START
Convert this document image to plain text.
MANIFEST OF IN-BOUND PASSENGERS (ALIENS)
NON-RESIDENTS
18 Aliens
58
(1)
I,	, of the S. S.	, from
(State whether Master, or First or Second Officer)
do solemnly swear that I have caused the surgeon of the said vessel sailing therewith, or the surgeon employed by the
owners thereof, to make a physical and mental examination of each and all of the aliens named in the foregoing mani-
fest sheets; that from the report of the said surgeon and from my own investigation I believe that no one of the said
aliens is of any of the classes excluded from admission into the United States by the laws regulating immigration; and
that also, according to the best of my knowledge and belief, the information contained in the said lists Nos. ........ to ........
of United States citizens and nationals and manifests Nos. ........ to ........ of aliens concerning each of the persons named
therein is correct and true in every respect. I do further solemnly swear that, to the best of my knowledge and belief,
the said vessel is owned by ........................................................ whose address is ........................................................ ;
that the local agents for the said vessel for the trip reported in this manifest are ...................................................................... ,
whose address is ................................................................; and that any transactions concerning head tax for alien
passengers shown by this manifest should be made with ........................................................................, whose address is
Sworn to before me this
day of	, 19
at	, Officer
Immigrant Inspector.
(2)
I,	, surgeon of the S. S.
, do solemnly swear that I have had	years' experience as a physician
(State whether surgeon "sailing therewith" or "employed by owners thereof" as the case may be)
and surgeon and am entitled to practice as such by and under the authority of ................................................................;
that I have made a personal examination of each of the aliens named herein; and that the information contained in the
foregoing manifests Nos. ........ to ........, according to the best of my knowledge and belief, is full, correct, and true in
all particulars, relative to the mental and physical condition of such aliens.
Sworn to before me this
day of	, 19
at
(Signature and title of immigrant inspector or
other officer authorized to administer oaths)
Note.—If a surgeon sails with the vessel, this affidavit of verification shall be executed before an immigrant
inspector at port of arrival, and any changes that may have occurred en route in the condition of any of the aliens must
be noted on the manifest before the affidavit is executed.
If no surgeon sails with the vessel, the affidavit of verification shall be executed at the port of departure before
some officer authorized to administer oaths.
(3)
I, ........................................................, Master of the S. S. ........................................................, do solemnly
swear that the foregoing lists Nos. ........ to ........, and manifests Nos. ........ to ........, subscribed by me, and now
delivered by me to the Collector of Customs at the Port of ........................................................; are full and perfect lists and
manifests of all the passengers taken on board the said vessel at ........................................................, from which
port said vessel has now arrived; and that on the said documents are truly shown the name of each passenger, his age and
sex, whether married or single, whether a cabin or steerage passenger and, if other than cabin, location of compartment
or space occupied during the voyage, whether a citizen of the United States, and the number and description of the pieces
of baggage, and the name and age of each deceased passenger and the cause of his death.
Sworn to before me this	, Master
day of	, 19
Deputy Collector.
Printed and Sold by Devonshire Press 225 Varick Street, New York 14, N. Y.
END
## Work to be completed
List each line of the records that holds the string "according".

## Exercise result
that also, according to the best of my knowledge and belief, the information contained in the said lists Nos. ........ to ........
foregoing manifests Nos. ........ to ........, according to the best of my knowledge and belief, is full, correct, and true in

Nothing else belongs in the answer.